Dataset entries
* * *

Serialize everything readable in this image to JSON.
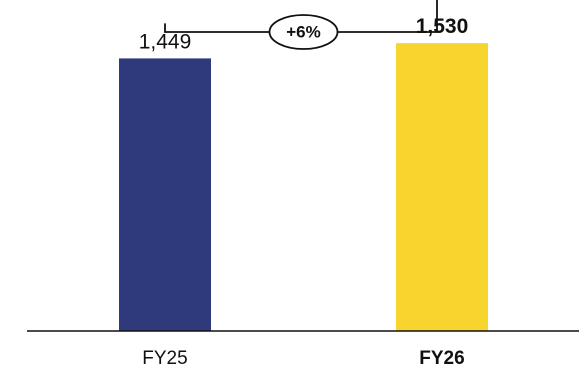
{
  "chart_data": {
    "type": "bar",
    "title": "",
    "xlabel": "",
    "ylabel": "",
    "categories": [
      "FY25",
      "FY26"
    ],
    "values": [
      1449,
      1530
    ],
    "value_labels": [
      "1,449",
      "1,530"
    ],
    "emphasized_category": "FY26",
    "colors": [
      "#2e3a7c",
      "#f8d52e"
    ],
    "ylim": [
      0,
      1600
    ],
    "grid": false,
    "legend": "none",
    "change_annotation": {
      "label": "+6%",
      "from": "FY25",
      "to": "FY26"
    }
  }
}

* * *

Omit each picture, then return all of the listing exactly as it stands.

Serialize everything readable in this image to JSON.
{
  "chart_data": {
    "type": "bar",
    "title": "",
    "xlabel": "",
    "ylabel": "",
    "categories": [
      "FY25",
      "FY26"
    ],
    "values": [
      1449,
      1530
    ],
    "value_labels": [
      "1,449",
      "1,530"
    ],
    "emphasized_category": "FY26",
    "colors": [
      "#2e3a7c",
      "#f8d52e"
    ],
    "ylim": [
      0,
      1600
    ],
    "grid": false,
    "legend": "none",
    "change_annotation": {
      "label": "+6%",
      "from": "FY25",
      "to": "FY26"
    }
  }
}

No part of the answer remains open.